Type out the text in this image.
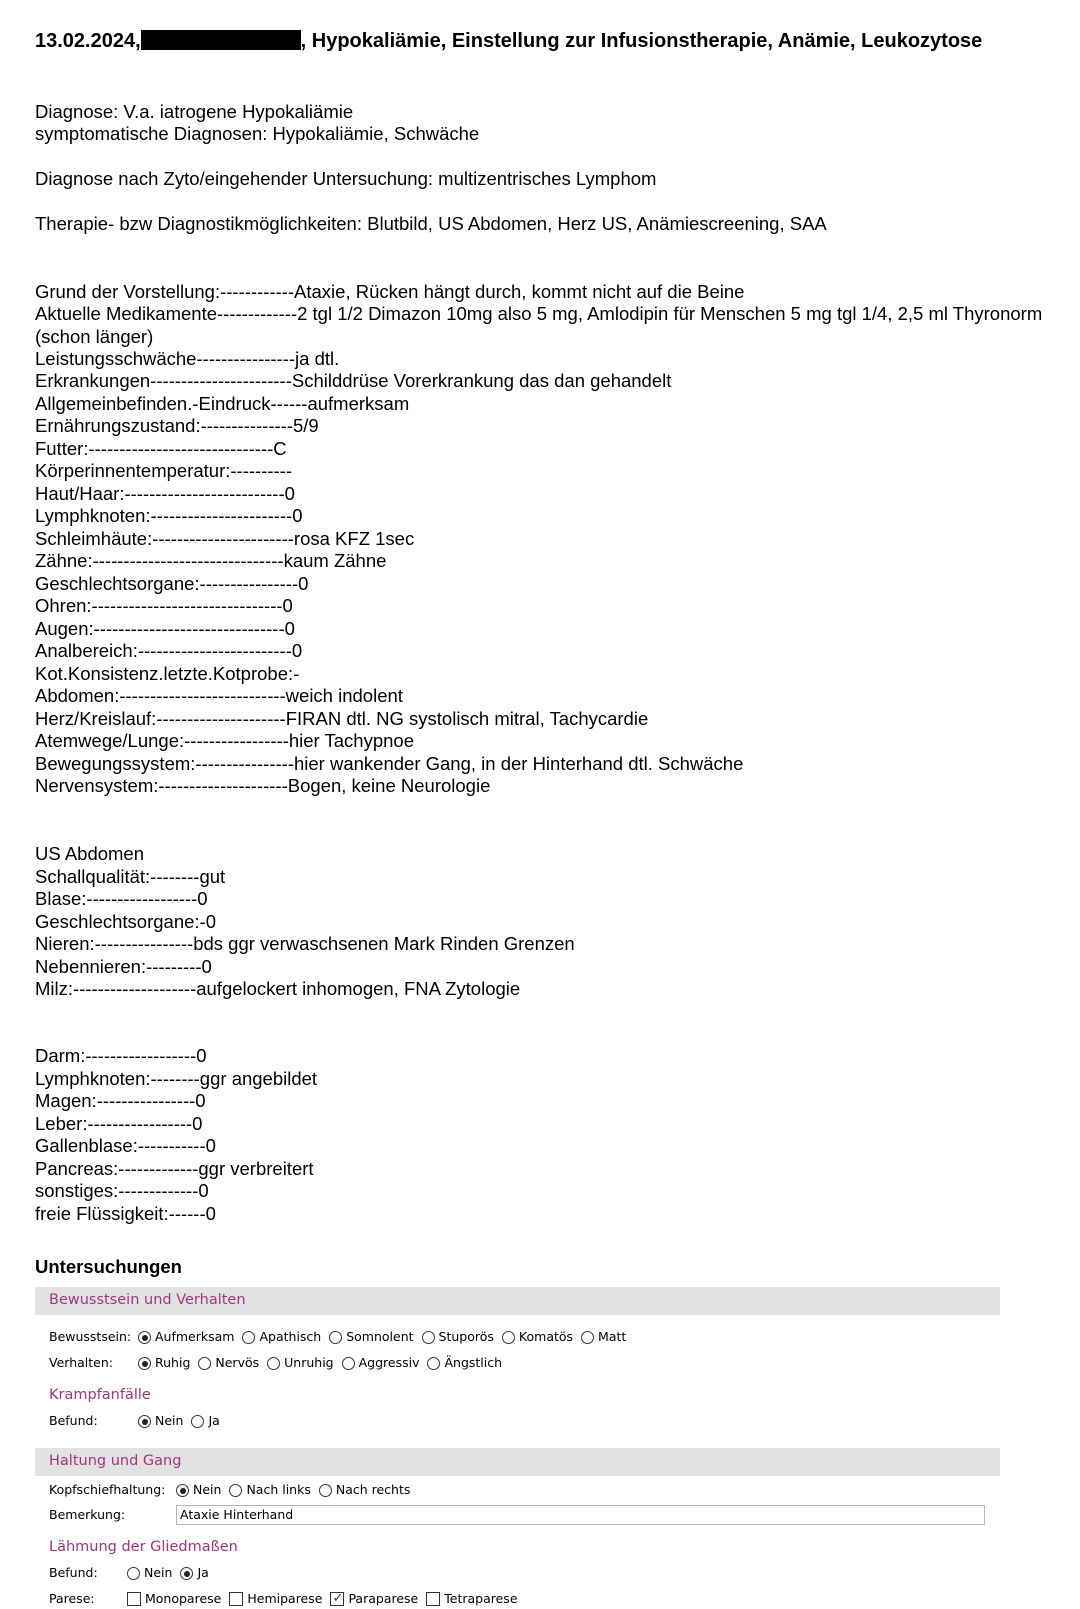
13.02.2024,	, Hypokaliämie, Einstellung zur Infusionstherapie, Anämie, Leukozytose
Diagnose: V.a. iatrogene Hypokaliämie
symptomatische Diagnosen: Hypokaliämie, Schwäche
Diagnose nach Zyto/eingehender Untersuchung: multizentrisches Lymphom
Therapie- bzw Diagnostikmöglichkeiten: Blutbild, US Abdomen, Herz US, Anämiescreening, SAA
Grund der Vorstellung:------------Ataxie, Rücken hängt durch, kommt nicht auf die Beine
Aktuelle Medikamente-------------2 tgl 1/2 Dimazon 10mg also 5 mg, Amlodipin für Menschen 5 mg tgl 1/4, 2,5 ml Thyronorm (schon länger)
Leistungsschwäche----------------ja dtl.
Erkrankungen-----------------------Schilddrüse Vorerkrankung das dan gehandelt
Allgemeinbefinden.-Eindruck------aufmerksam
Ernährungszustand:---------------5/9
Futter:------------------------------C
Körperinnentemperatur:----------
Haut/Haar:--------------------------0
Lymphknoten:-----------------------0
Schleimhäute:-----------------------rosa KFZ 1sec
Zähne:-------------------------------kaum Zähne
Geschlechtsorgane:----------------0
Ohren:-------------------------------0
Augen:-------------------------------0
Analbereich:-------------------------0
Kot.Konsistenz.letzte.Kotprobe:-
Abdomen:---------------------------weich indolent
Herz/Kreislauf:---------------------FIRAN dtl. NG systolisch mitral, Tachycardie
Atemwege/Lunge:-----------------hier Tachypnoe
Bewegungssystem:----------------hier wankender Gang, in der Hinterhand dtl. Schwäche
Nervensystem:---------------------Bogen, keine Neurologie
US Abdomen
Schallqualität:--------gut
Blase:------------------0
Geschlechtsorgane:-0
Nieren:----------------bds ggr verwaschsenen Mark Rinden Grenzen
Nebennieren:---------0
Milz:--------------------aufgelockert inhomogen, FNA Zytologie
Darm:------------------0
Lymphknoten:--------ggr angebildet
Magen:----------------0
Leber:-----------------0
Gallenblase:-----------0
Pancreas:-------------ggr verbreitert
sonstiges:-------------0
freie Flüssigkeit:------0
Untersuchungen
Bewusstsein und Verhalten
Bewusstsein:	Aufmerksam Apathisch Somnolent Stuporös Komatös Matt
Verhalten:	Ruhig Nervös Unruhig Aggressiv Ängstlich
Krampfanfälle
Befund:	Nein Ja
Haltung und Gang
Kopfschiefhaltung:	Nein Nach links Nach rechts
Bemerkung:	Ataxie Hinterhand
Lähmung der Gliedmaßen
Befund:	Nein Ja
Parese:	Monoparese Hemiparese✓ Paraparese Tetraparese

Exercise task: Set down the material exactly, every line of it, except for the pictures.

Full output:
Type out the text in this image.
13.02.2024,	, Hypokaliämie, Einstellung zur Infusionstherapie, Anämie, Leukozytose
Diagnose: V.a. iatrogene Hypokaliämie
symptomatische Diagnosen: Hypokaliämie, Schwäche
Diagnose nach Zyto/eingehender Untersuchung: multizentrisches Lymphom
Therapie- bzw Diagnostikmöglichkeiten: Blutbild, US Abdomen, Herz US, Anämiescreening, SAA
Grund der Vorstellung:------------Ataxie, Rücken hängt durch, kommt nicht auf die Beine
Aktuelle Medikamente-------------2 tgl 1/2 Dimazon 10mg also 5 mg, Amlodipin für Menschen 5 mg tgl 1/4, 2,5 ml Thyronorm (schon länger)
Leistungsschwäche----------------ja dtl.
Erkrankungen-----------------------Schilddrüse Vorerkrankung das dan gehandelt
Allgemeinbefinden.-Eindruck------aufmerksam
Ernährungszustand:---------------5/9
Futter:------------------------------C
Körperinnentemperatur:----------
Haut/Haar:--------------------------0
Lymphknoten:-----------------------0
Schleimhäute:-----------------------rosa KFZ 1sec
Zähne:-------------------------------kaum Zähne
Geschlechtsorgane:----------------0
Ohren:-------------------------------0
Augen:-------------------------------0
Analbereich:-------------------------0
Kot.Konsistenz.letzte.Kotprobe:-
Abdomen:---------------------------weich indolent
Herz/Kreislauf:---------------------FIRAN dtl. NG systolisch mitral, Tachycardie
Atemwege/Lunge:-----------------hier Tachypnoe
Bewegungssystem:----------------hier wankender Gang, in der Hinterhand dtl. Schwäche
Nervensystem:---------------------Bogen, keine Neurologie
US Abdomen
Schallqualität:--------gut
Blase:------------------0
Geschlechtsorgane:-0
Nieren:----------------bds ggr verwaschsenen Mark Rinden Grenzen
Nebennieren:---------0
Milz:--------------------aufgelockert inhomogen, FNA Zytologie
Darm:------------------0
Lymphknoten:--------ggr angebildet
Magen:----------------0
Leber:-----------------0
Gallenblase:-----------0
Pancreas:-------------ggr verbreitert
sonstiges:-------------0
freie Flüssigkeit:------0
Untersuchungen
Bewusstsein und Verhalten
Bewusstsein:	Aufmerksam Apathisch Somnolent Stuporös Komatös Matt
Verhalten:	Ruhig Nervös Unruhig Aggressiv Ängstlich
Krampfanfälle
Befund:	Nein Ja
Haltung und Gang
Kopfschiefhaltung:	Nein Nach links Nach rechts
Bemerkung:	Ataxie Hinterhand
Lähmung der Gliedmaßen
Befund:	Nein Ja
Parese:	Monoparese Hemiparese✓ Paraparese Tetraparese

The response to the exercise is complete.